PORTLAND, Maine (AP) — Unemployment claims in Maine have reached a new high, surpassing a previous record attributed to the coronavirus outbreak.
There were about 23,800 initial claims for unemployment compensation during the week that ended March 28, the Maine Department of Labor said. The previous record was about 21,500 claims a week earlier. There had been fewer than 700 claims a week before that in Maine, which had been riding a long streak of very low unemployment.
There have been more than 375 cases of the virus and eight deaths in Maine, public health authorities said Thursday.
For most people, the new coronavirus causes mild or moderate symptoms, such as fever and cough that clear up in two to three weeks. For some, especially older adults and people with existing health problems, it can cause more severe illness, including pneumonia, or death.
The Maine Department of Labor said in a statement that the virus “has caused significant economic hardship for Maine people and job losses across the state, particularly in the food services and lodging, health care and social assistance, retail trade and manufacturing industries.”
FIRST VA DEATH
The U.S. Department of Veterans Affairs said Thursday that a patient in their 70s at the VA Maine Healthcare System's Togus campus died due to complications from COVID-19. The agency said it was the first VA Maine veteran death due to the virus. The VA has implemented safety measures to ensure safe care at the facility, the agency said.
The Maine Department of Inland Fisheries & Wildlife issued guidance on Thursday that many outdoor activities are still allowed during the stay-at-home order issued by Democratic Gov. Janet Mills on Tuesday.

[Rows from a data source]

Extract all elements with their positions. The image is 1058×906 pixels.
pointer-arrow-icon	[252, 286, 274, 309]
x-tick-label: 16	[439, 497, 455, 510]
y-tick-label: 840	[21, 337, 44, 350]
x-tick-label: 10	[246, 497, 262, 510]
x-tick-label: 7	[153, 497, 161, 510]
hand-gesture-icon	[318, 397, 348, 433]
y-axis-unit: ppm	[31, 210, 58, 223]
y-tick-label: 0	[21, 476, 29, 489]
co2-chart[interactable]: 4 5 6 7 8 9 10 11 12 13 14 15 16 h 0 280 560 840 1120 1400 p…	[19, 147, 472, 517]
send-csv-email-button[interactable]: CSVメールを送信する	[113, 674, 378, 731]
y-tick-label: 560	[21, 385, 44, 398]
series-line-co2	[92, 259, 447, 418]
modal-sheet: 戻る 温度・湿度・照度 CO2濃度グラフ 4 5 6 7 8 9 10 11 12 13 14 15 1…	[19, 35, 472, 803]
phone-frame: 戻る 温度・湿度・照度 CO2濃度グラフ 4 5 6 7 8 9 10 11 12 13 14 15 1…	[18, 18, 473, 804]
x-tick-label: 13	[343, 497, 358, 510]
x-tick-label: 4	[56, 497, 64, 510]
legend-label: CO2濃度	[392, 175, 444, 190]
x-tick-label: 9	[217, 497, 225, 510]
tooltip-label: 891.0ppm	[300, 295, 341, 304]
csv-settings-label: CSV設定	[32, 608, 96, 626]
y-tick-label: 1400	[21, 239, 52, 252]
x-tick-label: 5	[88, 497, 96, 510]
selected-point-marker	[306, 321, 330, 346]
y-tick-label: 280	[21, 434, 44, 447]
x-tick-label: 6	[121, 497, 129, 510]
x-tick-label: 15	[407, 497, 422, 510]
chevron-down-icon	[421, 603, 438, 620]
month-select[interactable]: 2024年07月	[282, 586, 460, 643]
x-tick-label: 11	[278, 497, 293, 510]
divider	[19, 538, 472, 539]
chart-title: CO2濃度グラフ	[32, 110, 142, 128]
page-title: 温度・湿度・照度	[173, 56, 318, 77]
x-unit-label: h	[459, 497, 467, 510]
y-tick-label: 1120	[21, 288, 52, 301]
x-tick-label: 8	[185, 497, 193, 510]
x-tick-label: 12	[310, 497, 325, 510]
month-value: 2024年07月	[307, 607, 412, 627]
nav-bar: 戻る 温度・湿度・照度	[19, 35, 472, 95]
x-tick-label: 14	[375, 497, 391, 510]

■ Task instructions: Reproduce the full news report on Maine's record unemployment claims word for word, without changing anything.

■ Solution for this problem:
PORTLAND, Maine (AP) — Unemployment claims in Maine have reached a new high, surpassing a previous record attributed to the coronavirus outbreak.
There were about 23,800 initial claims for unemployment compensation during the week that ended March 28, the Maine Department of Labor said. The previous record was about 21,500 claims a week earlier. There had been fewer than 700 claims a week before that in Maine, which had been riding a long streak of very low unemployment.
There have been more than 375 cases of the virus and eight deaths in Maine, public health authorities said Thursday.
For most people, the new coronavirus causes mild or moderate symptoms, such as fever and cough that clear up in two to three weeks. For some, especially older adults and people with existing health problems, it can cause more severe illness, including pneumonia, or death.
The Maine Department of Labor said in a statement that the virus “has caused significant economic hardship for Maine people and job losses across the state, particularly in the food services and lodging, health care and social assistance, retail trade and manufacturing industries.”
FIRST VA DEATH
The U.S. Department of Veterans Affairs said Thursday that a patient in their 70s at the VA Maine Healthcare System's Togus campus died due to complications from COVID-19. The agency said it was the first VA Maine veteran death due to the virus. The VA has implemented safety measures to ensure safe care at the facility, the agency said.
The Maine Department of Inland Fisheries & Wildlife issued guidance on Thursday that many outdoor activities are still allowed during the stay-at-home order issued by Democratic Gov. Janet Mills on Tuesday.